Exercise: Go through the data below and gather each line containing "Russia".
-------- Records provided
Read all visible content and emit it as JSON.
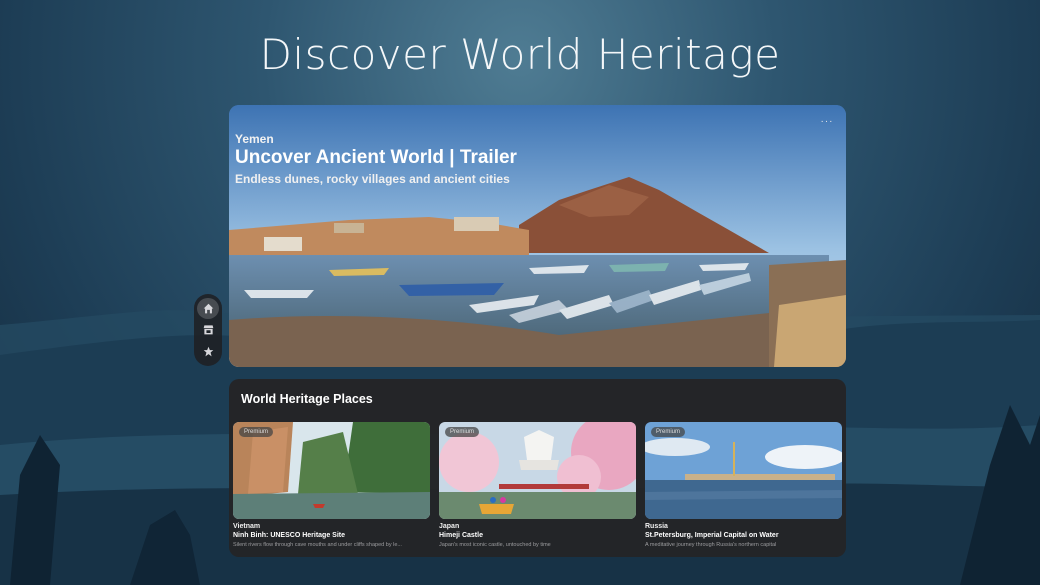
{
  "page": {
    "title": "Discover World Heritage"
  },
  "nav": {
    "items": [
      {
        "name": "home",
        "active": true
      },
      {
        "name": "store",
        "active": false
      },
      {
        "name": "favorites",
        "active": false
      }
    ]
  },
  "hero": {
    "country": "Yemen",
    "title": "Uncover Ancient World | Trailer",
    "subtitle": "Endless dunes, rocky villages and ancient cities",
    "more_label": "···"
  },
  "places": {
    "title": "World Heritage Places",
    "items": [
      {
        "badge": "Premium",
        "country": "Vietnam",
        "name": "Ninh Binh: UNESCO Heritage Site",
        "description": "Silent rivers flow through cave mouths and under cliffs shaped by le..."
      },
      {
        "badge": "Premium",
        "country": "Japan",
        "name": "Himeji Castle",
        "description": "Japan's most iconic castle, untouched by time"
      },
      {
        "badge": "Premium",
        "country": "Russia",
        "name": "St.Petersburg, Imperial Capital on Water",
        "description": "A meditative journey through Russia's northern capital"
      }
    ]
  }
}
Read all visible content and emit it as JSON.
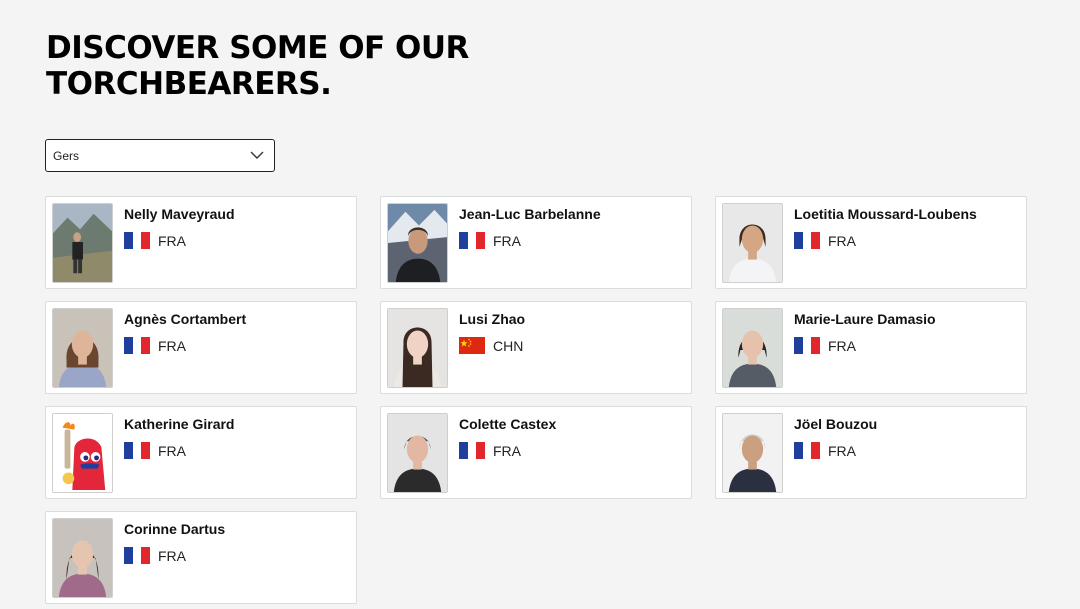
----------------
Task result:
        "country": "Russia",
        "description": "A meditative journey through Russia's northern capital"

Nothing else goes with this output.